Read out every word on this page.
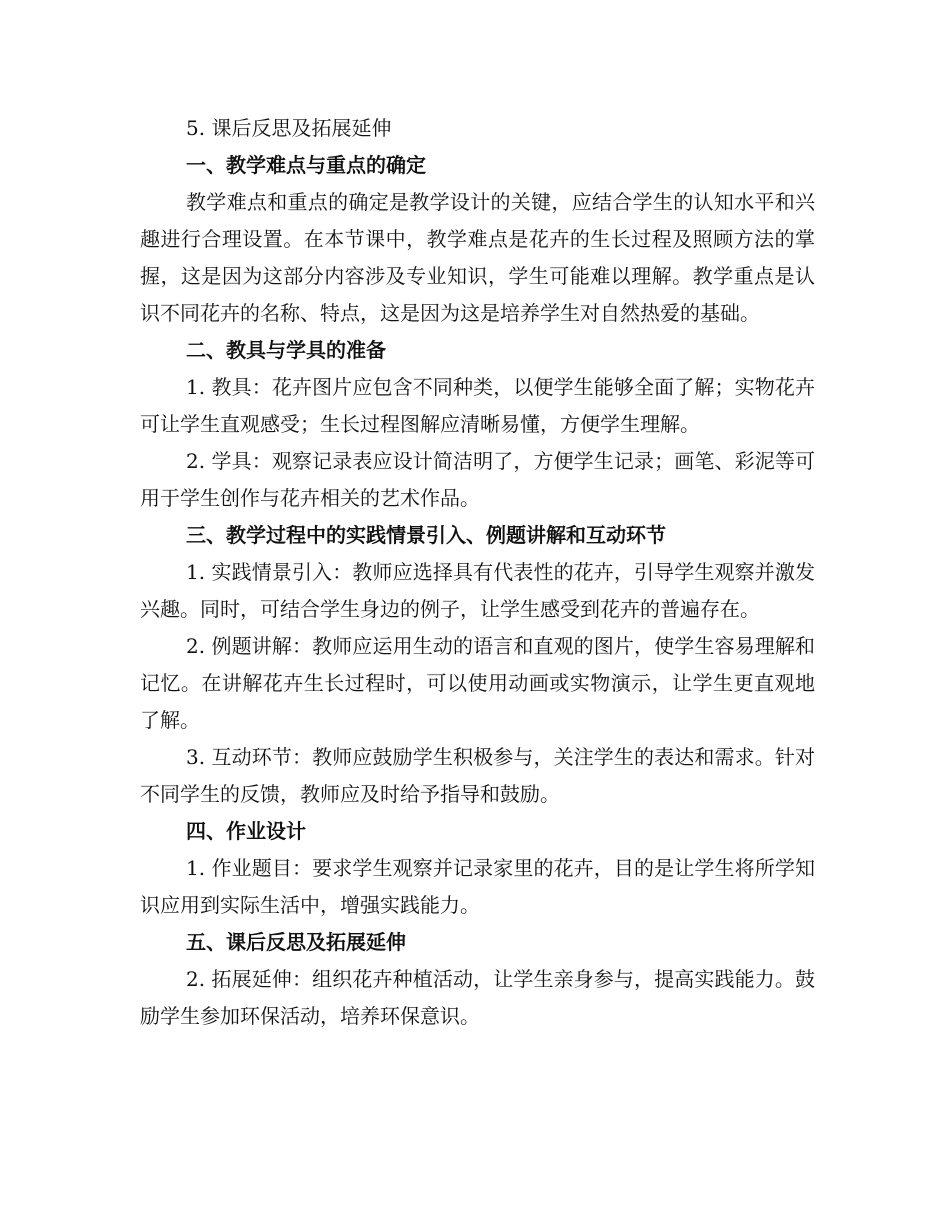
5. 课后反思及拓展延伸

一、教学难点与重点的确定

教学难点和重点的确定是教学设计的关键，应结合学生的认知水平和兴趣进行合理设置。在本节课中，教学难点是花卉的生长过程及照顾方法的掌握，这是因为这部分内容涉及专业知识，学生可能难以理解。教学重点是认识不同花卉的名称、特点，这是因为这是培养学生对自然热爱的基础。

二、教具与学具的准备

1. 教具：花卉图片应包含不同种类，以便学生能够全面了解；实物花卉可让学生直观感受；生长过程图解应清晰易懂，方便学生理解。

2. 学具：观察记录表应设计简洁明了，方便学生记录；画笔、彩泥等可用于学生创作与花卉相关的艺术作品。

三、教学过程中的实践情景引入、例题讲解和互动环节

1. 实践情景引入：教师应选择具有代表性的花卉，引导学生观察并激发兴趣。同时，可结合学生身边的例子，让学生感受到花卉的普遍存在。

2. 例题讲解：教师应运用生动的语言和直观的图片，使学生容易理解和记忆。在讲解花卉生长过程时，可以使用动画或实物演示，让学生更直观地了解。

3. 互动环节：教师应鼓励学生积极参与，关注学生的表达和需求。针对不同学生的反馈，教师应及时给予指导和鼓励。

四、作业设计

1. 作业题目：要求学生观察并记录家里的花卉，目的是让学生将所学知识应用到实际生活中，增强实践能力。

五、课后反思及拓展延伸

2. 拓展延伸：组织花卉种植活动，让学生亲身参与，提高实践能力。鼓励学生参加环保活动，培养环保意识。
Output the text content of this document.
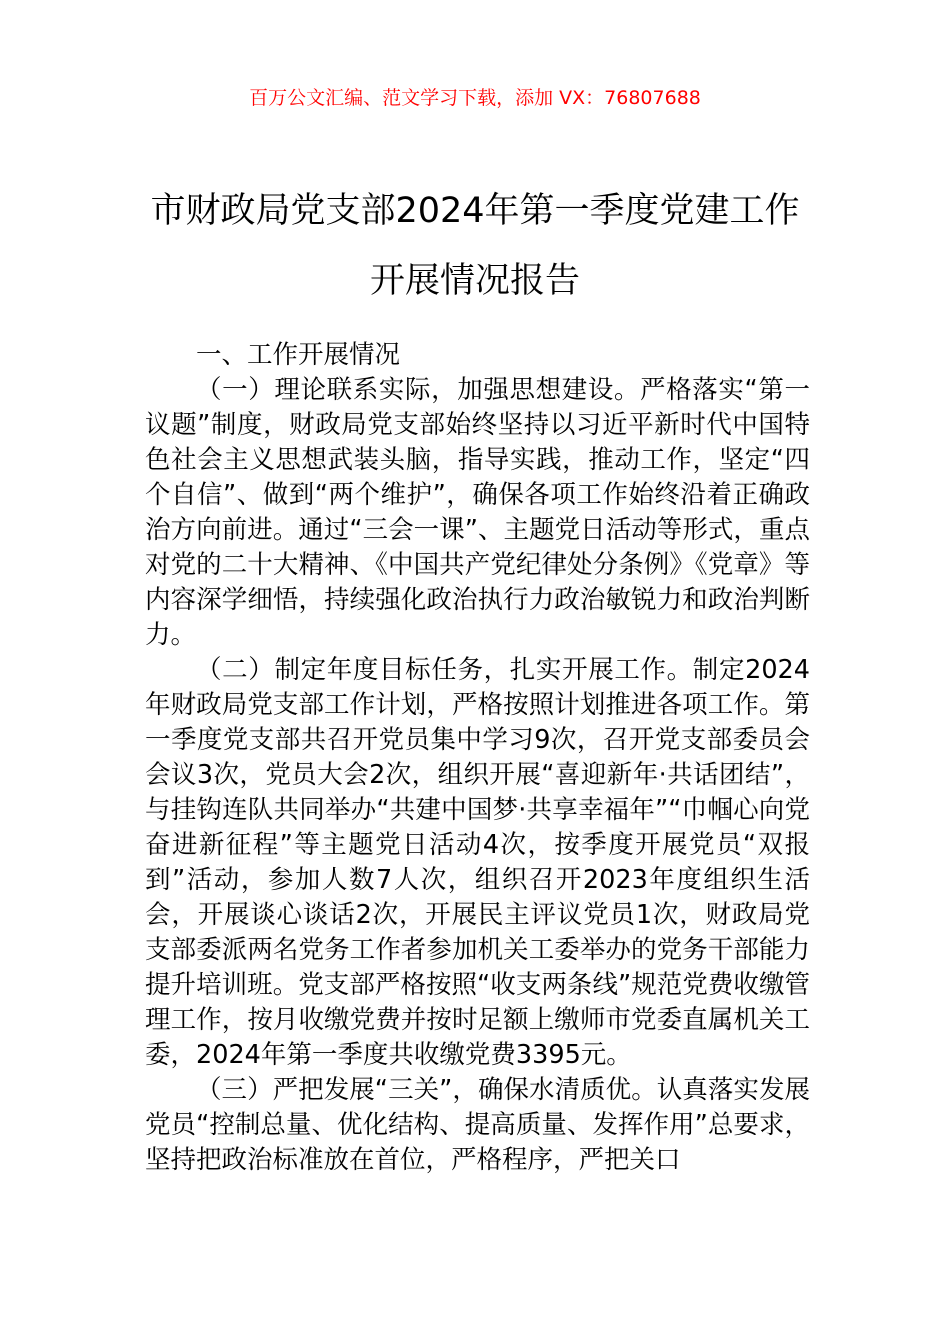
百万公文汇编、范文学习下载，添加 VX：76807688
市财政局党支部2024年第一季度党建工作
开展情况报告
一、工作开展情况

（一）理论联系实际，加强思想建设。严格落实“第一议题”制度，财政局党支部始终坚持以习近平新时代中国特色社会主义思想武装头脑，指导实践，推动工作，坚定“四个自信”、做到“两个维护”，确保各项工作始终沿着正确政治方向前进。通过“三会一课”、主题党日活动等形式，重点对党的二十大精神、《中国共产党纪律处分条例》《党章》等内容深学细悟，持续强化政治执行力政治敏锐力和政治判断力。

（二）制定年度目标任务，扎实开展工作。制定2024年财政局党支部工作计划，严格按照计划推进各项工作。第一季度党支部共召开党员集中学习9次，召开党支部委员会会议3次，党员大会2次，组织开展“喜迎新年·共话团结”，与挂钩连队共同举办“共建中国梦·共享幸福年”“巾帼心向党奋进新征程”等主题党日活动4次，按季度开展党员“双报到”活动，参加人数7人次，组织召开2023年度组织生活会，开展谈心谈话2次，开展民主评议党员1次，财政局党支部委派两名党务工作者参加机关工委举办的党务干部能力提升培训班。党支部严格按照“收支两条线”规范党费收缴管理工作，按月收缴党费并按时足额上缴师市党委直属机关工委，2024年第一季度共收缴党费3395元。

（三）严把发展“三关”，确保水清质优。认真落实发展党员“控制总量、优化结构、提高质量、发挥作用”总要求，坚持把政治标准放在首位，严格程序，严把关口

» **TASK DIRECTIONS**:
Filter out all lines lacking the word "this" and copy the rest.

» **RESPONSE**:
Read out every word on this page.
Output the text content of this document.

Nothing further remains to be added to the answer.